--- BEGIN Source data ---

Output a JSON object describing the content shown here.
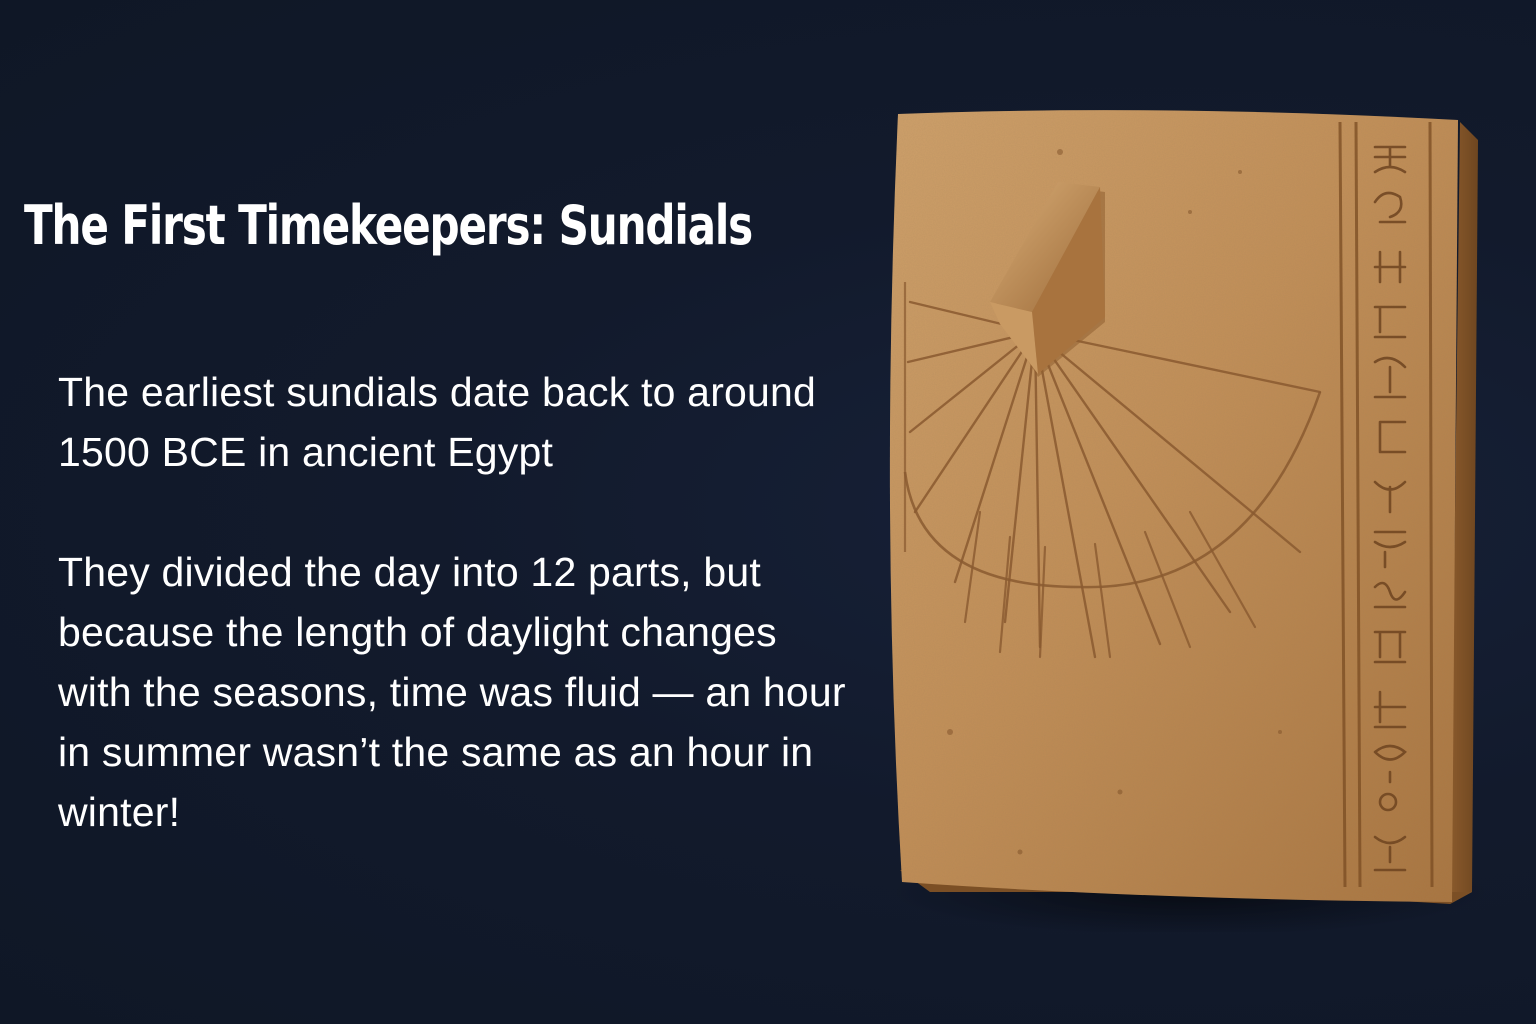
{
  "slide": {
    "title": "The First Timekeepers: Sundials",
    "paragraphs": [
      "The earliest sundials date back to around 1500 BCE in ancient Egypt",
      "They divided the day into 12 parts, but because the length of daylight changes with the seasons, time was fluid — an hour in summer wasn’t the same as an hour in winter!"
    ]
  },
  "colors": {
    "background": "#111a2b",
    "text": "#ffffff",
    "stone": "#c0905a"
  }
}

--- END Source data ---
--- BEGIN Source data ---

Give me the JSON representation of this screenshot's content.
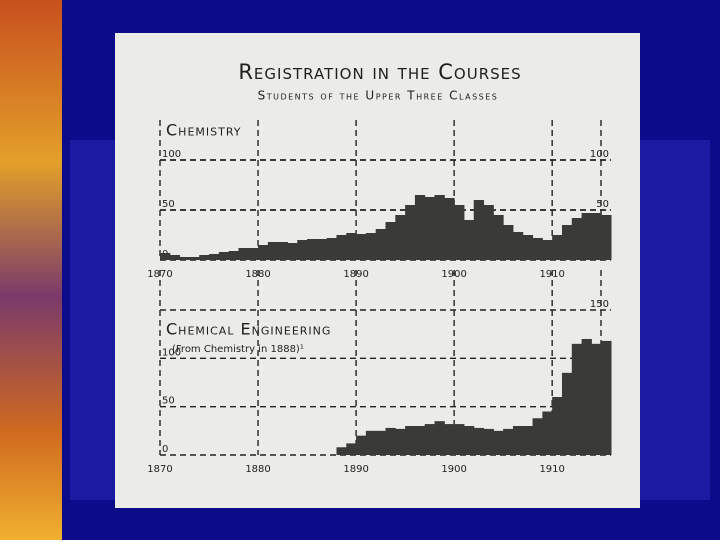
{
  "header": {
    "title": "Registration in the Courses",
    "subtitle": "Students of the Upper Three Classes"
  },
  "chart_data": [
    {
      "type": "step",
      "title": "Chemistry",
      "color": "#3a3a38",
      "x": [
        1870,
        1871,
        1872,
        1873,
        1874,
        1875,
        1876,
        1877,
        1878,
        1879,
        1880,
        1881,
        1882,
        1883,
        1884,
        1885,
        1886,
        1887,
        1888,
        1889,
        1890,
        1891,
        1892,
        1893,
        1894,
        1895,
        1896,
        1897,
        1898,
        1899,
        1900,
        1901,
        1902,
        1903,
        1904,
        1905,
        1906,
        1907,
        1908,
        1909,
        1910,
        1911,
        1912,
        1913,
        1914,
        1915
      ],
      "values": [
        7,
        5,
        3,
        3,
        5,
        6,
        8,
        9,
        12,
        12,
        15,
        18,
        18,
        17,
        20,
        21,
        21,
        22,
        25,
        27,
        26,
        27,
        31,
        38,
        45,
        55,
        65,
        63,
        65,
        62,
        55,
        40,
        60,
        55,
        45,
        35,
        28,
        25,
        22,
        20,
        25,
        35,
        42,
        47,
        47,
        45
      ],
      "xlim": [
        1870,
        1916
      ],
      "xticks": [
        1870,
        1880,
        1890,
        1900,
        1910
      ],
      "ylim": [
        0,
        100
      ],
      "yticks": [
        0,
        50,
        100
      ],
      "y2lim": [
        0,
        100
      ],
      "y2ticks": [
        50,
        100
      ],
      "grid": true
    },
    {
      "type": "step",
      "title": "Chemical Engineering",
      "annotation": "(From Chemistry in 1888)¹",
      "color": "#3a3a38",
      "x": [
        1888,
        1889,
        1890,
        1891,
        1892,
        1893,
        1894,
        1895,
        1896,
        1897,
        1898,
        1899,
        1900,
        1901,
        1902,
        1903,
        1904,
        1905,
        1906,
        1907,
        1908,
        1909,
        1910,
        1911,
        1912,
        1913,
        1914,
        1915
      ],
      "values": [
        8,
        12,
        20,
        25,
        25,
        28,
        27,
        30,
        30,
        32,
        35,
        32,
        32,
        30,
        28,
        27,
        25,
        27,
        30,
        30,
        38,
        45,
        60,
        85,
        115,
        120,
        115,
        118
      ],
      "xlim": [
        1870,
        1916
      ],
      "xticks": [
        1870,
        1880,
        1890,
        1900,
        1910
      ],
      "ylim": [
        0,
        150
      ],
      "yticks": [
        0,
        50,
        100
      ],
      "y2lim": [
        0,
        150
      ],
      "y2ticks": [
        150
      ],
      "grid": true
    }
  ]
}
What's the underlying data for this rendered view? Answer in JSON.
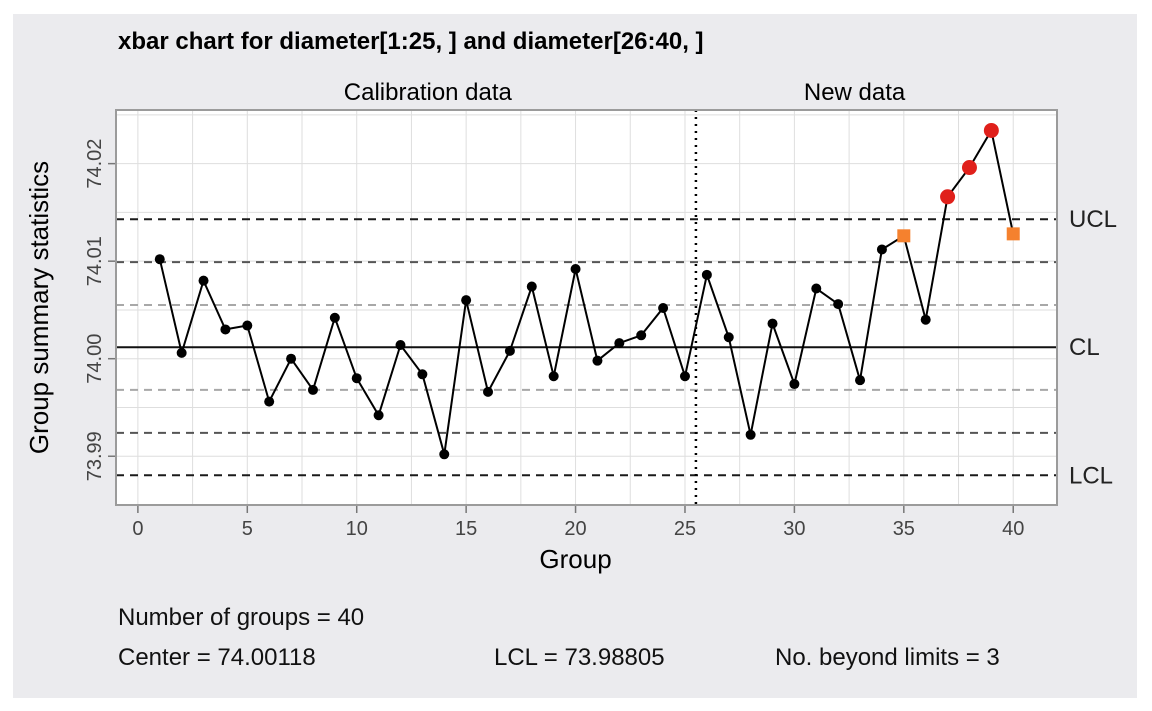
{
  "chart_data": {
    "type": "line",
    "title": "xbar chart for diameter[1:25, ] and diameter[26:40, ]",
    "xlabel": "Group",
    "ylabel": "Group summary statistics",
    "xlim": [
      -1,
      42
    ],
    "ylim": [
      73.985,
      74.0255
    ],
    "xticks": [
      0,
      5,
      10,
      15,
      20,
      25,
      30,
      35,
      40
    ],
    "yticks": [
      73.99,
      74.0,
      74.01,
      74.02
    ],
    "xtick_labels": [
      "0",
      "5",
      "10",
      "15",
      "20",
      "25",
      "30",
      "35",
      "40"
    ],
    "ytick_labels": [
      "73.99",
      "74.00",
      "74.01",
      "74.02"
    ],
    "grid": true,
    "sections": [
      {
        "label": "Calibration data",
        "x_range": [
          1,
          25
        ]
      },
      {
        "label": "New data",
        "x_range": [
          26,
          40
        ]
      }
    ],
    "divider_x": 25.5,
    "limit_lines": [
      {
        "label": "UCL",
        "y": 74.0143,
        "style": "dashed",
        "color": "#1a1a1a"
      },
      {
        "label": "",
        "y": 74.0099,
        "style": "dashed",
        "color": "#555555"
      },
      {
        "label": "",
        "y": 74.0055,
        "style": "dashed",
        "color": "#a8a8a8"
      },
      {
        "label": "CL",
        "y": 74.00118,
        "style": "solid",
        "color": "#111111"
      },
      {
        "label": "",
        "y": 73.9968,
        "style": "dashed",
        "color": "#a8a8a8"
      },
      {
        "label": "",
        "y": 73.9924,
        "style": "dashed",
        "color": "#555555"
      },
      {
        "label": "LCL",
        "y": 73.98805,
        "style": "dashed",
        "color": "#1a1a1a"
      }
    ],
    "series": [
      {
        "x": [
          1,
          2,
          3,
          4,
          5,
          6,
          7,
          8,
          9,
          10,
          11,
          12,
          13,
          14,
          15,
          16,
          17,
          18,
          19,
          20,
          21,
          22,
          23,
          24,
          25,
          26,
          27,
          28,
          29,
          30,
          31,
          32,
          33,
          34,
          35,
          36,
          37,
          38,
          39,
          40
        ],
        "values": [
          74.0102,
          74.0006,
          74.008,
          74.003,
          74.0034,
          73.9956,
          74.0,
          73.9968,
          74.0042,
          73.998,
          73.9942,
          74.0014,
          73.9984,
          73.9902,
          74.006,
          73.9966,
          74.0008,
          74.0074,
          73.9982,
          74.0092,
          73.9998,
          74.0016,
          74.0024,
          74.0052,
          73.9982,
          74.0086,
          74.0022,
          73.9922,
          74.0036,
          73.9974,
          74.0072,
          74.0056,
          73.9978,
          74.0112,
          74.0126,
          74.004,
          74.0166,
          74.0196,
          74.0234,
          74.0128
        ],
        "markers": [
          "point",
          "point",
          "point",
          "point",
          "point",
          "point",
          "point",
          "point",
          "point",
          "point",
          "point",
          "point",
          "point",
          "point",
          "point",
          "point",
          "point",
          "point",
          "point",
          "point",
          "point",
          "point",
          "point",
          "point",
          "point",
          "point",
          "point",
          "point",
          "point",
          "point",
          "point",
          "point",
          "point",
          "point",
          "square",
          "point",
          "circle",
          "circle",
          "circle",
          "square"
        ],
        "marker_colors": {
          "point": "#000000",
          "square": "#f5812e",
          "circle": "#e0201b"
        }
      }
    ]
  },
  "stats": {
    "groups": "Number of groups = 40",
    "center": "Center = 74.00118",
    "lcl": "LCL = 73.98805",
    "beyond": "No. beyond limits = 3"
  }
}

--- END Source data ---

Task details. Go through the material and copy out every line with "content" in it.

Complete response.
Output a JSON object describing the content shown here.
Give me the JSON representation of this screenshot's content.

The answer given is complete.